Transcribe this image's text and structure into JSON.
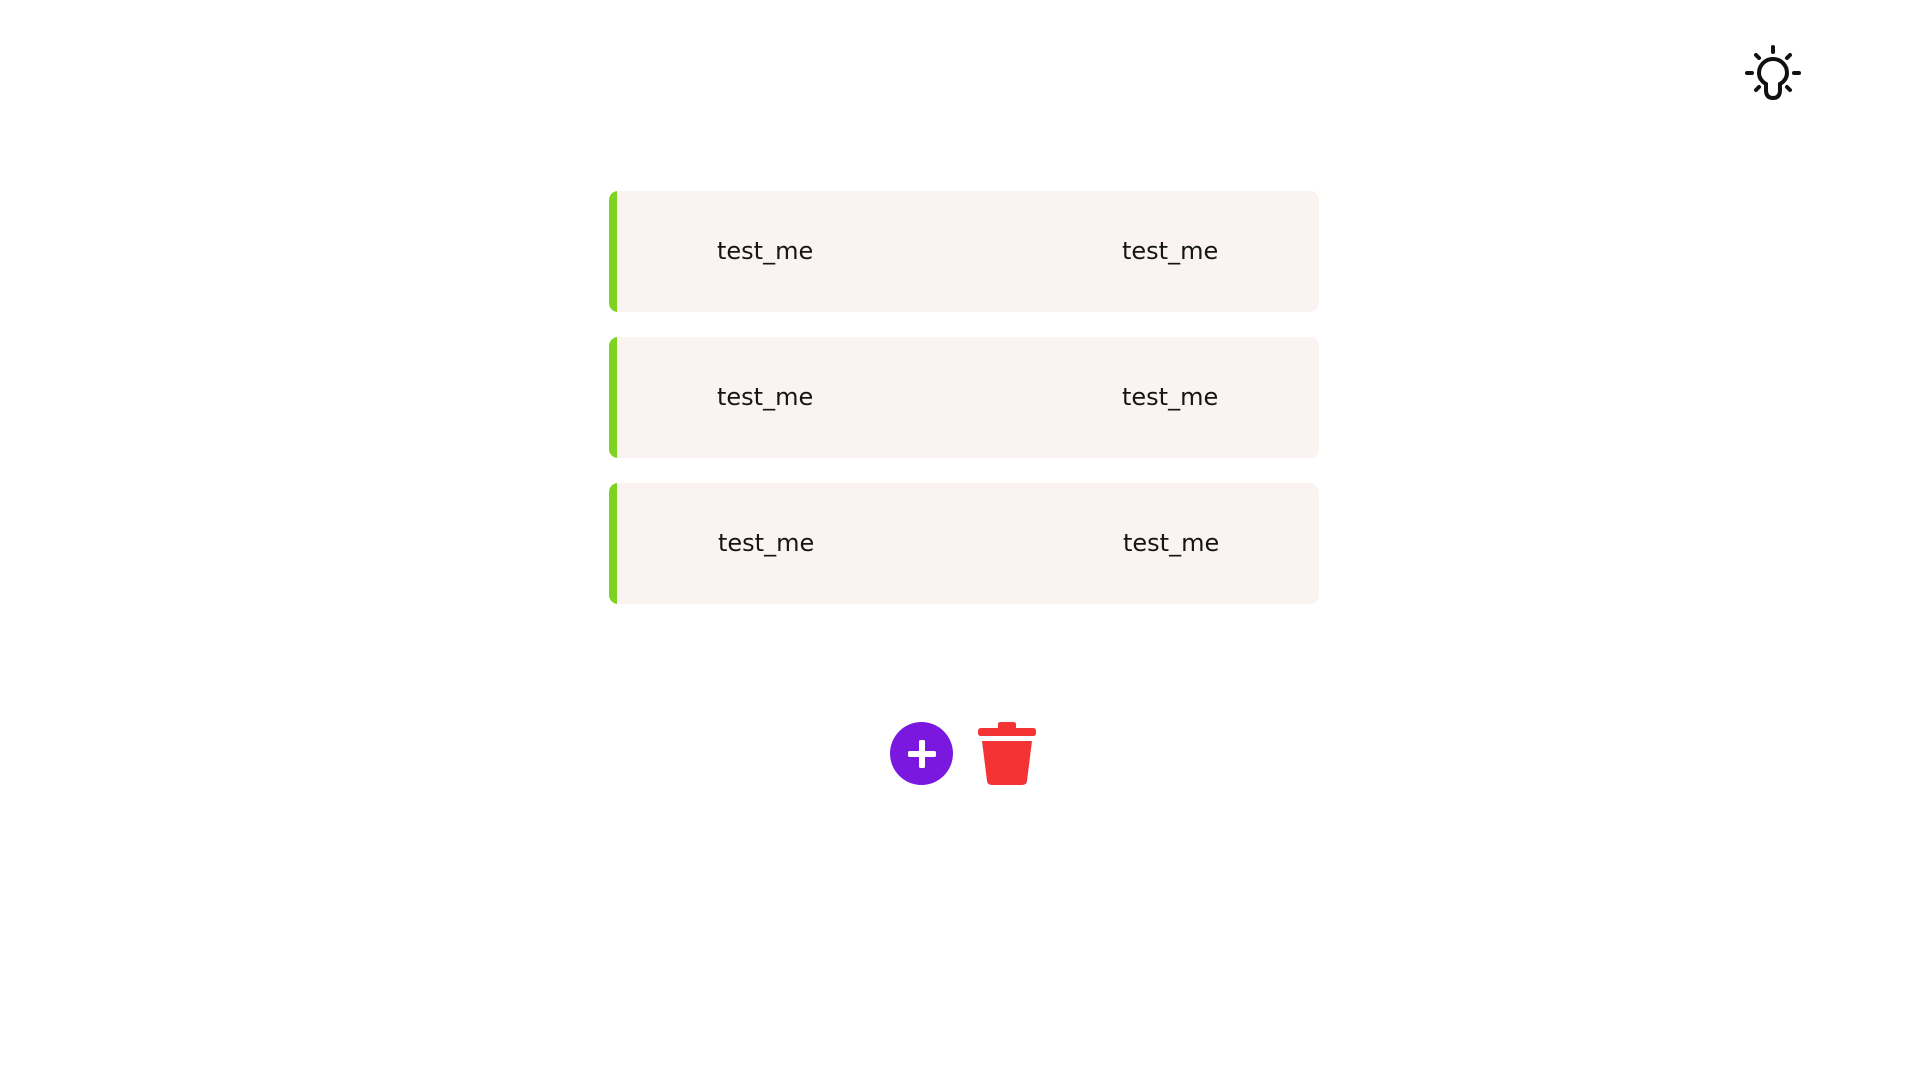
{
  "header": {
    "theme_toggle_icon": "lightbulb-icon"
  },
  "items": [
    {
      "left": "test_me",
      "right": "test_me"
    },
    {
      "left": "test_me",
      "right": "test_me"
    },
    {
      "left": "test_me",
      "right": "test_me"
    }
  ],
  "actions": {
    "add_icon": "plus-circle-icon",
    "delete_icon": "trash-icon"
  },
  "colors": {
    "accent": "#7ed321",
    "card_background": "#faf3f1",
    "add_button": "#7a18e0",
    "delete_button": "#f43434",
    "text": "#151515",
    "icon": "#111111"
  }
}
........
### Task instructions
Restate the entire listing word for word, excluding pictures.

### The solution
Transcribe this image's text and structure into JSON.
{
  "header": {
    "theme_toggle_icon": "lightbulb-icon"
  },
  "items": [
    {
      "left": "test_me",
      "right": "test_me"
    },
    {
      "left": "test_me",
      "right": "test_me"
    },
    {
      "left": "test_me",
      "right": "test_me"
    }
  ],
  "actions": {
    "add_icon": "plus-circle-icon",
    "delete_icon": "trash-icon"
  },
  "colors": {
    "accent": "#7ed321",
    "card_background": "#faf3f1",
    "add_button": "#7a18e0",
    "delete_button": "#f43434",
    "text": "#151515",
    "icon": "#111111"
  }
}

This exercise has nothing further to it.